-- START Task inputs --
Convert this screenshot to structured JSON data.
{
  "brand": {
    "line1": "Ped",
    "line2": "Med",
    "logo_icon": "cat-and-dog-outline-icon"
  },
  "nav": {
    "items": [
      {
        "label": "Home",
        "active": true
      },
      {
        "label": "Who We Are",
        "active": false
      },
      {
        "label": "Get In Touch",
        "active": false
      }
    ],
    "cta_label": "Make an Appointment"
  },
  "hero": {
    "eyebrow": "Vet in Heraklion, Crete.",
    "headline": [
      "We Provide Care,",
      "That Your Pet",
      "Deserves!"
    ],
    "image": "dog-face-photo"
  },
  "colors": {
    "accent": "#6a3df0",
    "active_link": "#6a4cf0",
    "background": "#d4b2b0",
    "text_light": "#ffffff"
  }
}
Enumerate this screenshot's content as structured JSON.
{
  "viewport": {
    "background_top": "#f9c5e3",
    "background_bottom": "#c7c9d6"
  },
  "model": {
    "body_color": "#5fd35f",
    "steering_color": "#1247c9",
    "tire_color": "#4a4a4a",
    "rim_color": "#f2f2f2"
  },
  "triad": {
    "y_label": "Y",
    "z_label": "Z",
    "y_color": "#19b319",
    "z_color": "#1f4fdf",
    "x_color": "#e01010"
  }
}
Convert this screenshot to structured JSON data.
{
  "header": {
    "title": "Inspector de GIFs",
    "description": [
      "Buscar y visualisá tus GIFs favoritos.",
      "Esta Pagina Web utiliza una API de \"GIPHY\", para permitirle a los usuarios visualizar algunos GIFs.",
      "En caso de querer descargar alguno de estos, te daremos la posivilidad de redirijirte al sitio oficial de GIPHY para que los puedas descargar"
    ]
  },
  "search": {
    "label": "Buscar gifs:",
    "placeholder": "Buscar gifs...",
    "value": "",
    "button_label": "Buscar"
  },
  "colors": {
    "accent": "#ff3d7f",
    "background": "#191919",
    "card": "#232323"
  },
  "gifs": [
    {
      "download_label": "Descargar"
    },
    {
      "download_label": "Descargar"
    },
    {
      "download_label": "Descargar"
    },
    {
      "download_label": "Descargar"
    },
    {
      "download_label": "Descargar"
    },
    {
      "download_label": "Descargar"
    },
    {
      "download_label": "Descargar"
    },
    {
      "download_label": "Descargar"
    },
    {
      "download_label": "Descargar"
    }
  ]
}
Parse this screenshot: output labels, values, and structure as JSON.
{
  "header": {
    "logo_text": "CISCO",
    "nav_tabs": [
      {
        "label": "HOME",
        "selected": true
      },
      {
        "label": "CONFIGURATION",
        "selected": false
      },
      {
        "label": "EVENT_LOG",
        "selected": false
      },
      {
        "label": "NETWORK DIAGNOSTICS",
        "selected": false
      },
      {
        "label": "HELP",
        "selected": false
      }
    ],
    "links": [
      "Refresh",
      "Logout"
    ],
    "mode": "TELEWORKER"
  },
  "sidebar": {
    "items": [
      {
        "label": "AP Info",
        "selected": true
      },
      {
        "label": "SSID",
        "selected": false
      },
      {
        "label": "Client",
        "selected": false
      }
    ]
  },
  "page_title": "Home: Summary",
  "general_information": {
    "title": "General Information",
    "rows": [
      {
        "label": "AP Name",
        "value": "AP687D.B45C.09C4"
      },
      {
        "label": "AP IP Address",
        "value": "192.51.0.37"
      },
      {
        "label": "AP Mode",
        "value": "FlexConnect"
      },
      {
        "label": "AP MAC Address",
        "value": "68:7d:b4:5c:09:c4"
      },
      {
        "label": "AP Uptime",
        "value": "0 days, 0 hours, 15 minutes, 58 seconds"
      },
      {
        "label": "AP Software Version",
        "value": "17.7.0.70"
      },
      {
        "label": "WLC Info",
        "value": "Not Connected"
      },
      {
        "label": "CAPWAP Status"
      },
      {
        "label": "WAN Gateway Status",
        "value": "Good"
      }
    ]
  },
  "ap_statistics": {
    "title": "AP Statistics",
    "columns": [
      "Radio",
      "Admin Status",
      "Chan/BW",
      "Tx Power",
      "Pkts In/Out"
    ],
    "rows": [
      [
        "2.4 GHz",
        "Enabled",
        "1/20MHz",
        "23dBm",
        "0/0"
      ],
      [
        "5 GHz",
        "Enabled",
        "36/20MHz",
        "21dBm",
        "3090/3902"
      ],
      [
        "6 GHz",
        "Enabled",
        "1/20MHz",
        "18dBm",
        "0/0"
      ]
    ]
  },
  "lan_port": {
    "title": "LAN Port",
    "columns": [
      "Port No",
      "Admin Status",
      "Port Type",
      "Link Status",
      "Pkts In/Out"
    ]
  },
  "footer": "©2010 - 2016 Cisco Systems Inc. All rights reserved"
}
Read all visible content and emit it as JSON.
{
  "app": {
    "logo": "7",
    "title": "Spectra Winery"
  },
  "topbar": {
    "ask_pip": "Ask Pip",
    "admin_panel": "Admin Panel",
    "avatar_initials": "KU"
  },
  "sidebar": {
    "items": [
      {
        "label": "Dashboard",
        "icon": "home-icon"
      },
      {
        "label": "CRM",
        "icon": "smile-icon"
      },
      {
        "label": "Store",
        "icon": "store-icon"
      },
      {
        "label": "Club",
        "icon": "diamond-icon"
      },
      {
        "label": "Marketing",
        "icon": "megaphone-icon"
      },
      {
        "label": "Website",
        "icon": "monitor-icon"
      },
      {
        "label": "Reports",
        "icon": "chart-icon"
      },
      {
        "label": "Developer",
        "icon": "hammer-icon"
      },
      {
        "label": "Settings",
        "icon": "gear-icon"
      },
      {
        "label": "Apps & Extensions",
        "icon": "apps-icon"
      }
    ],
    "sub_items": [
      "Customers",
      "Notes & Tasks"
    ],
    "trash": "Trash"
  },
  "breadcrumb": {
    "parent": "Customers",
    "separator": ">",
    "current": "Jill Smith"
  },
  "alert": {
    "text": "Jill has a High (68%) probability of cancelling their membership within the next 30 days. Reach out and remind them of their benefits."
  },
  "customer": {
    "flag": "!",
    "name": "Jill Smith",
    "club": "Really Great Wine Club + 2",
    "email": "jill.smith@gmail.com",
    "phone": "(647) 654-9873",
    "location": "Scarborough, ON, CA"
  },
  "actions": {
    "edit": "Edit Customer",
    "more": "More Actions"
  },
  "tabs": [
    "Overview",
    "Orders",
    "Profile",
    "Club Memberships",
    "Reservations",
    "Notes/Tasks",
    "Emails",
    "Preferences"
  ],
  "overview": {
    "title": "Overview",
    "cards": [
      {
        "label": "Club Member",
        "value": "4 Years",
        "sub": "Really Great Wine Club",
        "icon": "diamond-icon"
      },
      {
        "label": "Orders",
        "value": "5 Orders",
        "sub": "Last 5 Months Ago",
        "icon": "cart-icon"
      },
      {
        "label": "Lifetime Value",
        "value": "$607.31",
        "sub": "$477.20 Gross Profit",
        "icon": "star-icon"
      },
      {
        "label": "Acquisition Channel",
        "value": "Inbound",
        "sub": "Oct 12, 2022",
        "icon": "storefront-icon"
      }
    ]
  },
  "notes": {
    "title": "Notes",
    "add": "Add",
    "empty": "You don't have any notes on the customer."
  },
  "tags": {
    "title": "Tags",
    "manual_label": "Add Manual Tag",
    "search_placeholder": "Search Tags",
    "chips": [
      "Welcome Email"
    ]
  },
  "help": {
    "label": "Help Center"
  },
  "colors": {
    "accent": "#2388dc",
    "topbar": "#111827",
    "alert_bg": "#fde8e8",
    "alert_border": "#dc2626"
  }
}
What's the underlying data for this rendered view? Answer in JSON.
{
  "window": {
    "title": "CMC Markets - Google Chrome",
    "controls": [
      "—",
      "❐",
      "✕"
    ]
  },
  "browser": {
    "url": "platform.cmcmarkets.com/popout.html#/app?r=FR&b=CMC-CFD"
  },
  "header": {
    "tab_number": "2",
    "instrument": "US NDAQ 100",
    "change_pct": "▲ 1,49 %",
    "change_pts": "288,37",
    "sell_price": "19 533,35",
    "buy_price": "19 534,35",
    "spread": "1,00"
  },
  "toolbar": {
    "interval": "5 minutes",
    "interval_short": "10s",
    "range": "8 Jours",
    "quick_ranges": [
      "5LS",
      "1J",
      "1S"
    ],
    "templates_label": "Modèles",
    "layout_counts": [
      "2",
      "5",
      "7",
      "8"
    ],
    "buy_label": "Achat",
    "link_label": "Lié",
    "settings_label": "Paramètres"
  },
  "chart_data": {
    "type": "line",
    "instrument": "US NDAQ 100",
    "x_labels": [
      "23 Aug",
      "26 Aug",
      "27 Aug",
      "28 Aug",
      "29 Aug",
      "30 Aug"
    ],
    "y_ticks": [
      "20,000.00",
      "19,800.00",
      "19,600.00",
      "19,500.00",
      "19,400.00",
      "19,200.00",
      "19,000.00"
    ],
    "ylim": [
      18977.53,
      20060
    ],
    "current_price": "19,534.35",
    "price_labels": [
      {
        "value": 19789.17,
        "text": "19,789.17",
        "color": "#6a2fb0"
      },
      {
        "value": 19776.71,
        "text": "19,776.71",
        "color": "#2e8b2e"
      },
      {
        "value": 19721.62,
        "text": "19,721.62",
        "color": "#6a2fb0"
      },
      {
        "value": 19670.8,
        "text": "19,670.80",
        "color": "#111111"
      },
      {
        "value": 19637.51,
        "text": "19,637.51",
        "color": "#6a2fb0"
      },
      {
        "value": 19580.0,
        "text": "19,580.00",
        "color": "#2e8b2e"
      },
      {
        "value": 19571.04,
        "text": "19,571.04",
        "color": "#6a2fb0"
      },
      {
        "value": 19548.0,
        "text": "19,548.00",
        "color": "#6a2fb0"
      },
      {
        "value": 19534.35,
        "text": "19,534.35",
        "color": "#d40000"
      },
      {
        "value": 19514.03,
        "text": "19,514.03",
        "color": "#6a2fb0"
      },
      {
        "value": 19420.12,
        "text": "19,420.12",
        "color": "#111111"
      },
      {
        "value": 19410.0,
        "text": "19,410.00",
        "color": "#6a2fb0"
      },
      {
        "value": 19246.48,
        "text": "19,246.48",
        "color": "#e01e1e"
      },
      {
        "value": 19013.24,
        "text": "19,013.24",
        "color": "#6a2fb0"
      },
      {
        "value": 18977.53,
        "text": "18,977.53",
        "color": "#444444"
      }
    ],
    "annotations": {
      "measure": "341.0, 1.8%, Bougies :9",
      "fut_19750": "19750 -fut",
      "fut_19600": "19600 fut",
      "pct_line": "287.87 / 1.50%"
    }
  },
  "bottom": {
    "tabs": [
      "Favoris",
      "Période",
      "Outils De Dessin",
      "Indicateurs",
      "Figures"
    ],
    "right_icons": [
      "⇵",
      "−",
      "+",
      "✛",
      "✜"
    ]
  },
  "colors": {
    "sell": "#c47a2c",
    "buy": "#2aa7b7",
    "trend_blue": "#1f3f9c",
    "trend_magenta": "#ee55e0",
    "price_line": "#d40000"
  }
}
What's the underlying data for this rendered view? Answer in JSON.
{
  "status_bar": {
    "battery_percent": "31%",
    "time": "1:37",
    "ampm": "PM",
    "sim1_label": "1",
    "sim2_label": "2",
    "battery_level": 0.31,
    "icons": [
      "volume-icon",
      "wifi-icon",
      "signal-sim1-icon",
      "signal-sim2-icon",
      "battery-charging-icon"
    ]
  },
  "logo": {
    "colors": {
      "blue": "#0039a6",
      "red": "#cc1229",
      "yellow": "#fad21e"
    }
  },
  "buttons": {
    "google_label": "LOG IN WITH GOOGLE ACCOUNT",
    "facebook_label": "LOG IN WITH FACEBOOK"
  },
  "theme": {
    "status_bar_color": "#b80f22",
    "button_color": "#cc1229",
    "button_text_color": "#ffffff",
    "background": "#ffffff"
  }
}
-- END Task inputs --
Direction: Choose all lines containing the string "minutes" and copy them out.

The solution:
        "value": "0 days, 0 hours, 15 minutes, 58 seconds"
    "interval": "5 minutes",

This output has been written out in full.